(What you need to do) Copy out each line of the material below with no changes.

▽

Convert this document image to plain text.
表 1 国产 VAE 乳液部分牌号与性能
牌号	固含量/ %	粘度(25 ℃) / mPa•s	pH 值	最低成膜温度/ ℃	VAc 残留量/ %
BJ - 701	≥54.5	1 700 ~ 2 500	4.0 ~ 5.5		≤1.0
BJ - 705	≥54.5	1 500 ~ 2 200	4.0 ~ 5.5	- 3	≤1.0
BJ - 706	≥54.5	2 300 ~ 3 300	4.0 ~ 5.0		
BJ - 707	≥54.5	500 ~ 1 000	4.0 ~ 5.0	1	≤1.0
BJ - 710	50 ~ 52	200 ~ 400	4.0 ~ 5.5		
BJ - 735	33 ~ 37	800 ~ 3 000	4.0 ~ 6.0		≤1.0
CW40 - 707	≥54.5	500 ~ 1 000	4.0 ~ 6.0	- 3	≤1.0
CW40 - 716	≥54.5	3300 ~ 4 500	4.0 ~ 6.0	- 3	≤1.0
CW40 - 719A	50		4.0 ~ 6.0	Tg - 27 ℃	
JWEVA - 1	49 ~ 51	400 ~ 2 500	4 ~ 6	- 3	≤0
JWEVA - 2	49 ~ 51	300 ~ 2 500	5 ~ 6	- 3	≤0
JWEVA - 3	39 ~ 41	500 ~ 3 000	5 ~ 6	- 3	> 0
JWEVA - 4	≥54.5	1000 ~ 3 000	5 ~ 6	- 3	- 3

△

(Finished exercise)
Convert this document image to plain text.
表 1 国产 VAE 乳液部分牌号与性能
牌号	固含量/ %	粘度(25 ℃) / mPa•s	pH 值	最低成膜温度/ ℃	VAc 残留量/ %
BJ - 701	≥54.5	1 700 ~ 2 500	4.0 ~ 5.5		≤1.0
BJ - 705	≥54.5	1 500 ~ 2 200	4.0 ~ 5.5	- 3	≤1.0
BJ - 706	≥54.5	2 300 ~ 3 300	4.0 ~ 5.0		
BJ - 707	≥54.5	500 ~ 1 000	4.0 ~ 5.0	1	≤1.0
BJ - 710	50 ~ 52	200 ~ 400	4.0 ~ 5.5		
BJ - 735	33 ~ 37	800 ~ 3 000	4.0 ~ 6.0		≤1.0
CW40 - 707	≥54.5	500 ~ 1 000	4.0 ~ 6.0	- 3	≤1.0
CW40 - 716	≥54.5	3300 ~ 4 500	4.0 ~ 6.0	- 3	≤1.0
CW40 - 719A	50		4.0 ~ 6.0	Tg - 27 ℃	
JWEVA - 1	49 ~ 51	400 ~ 2 500	4 ~ 6	- 3	≤0
JWEVA - 2	49 ~ 51	300 ~ 2 500	5 ~ 6	- 3	≤0
JWEVA - 3	39 ~ 41	500 ~ 3 000	5 ~ 6	- 3	> 0
JWEVA - 4	≥54.5	1000 ~ 3 000	5 ~ 6	- 3	- 3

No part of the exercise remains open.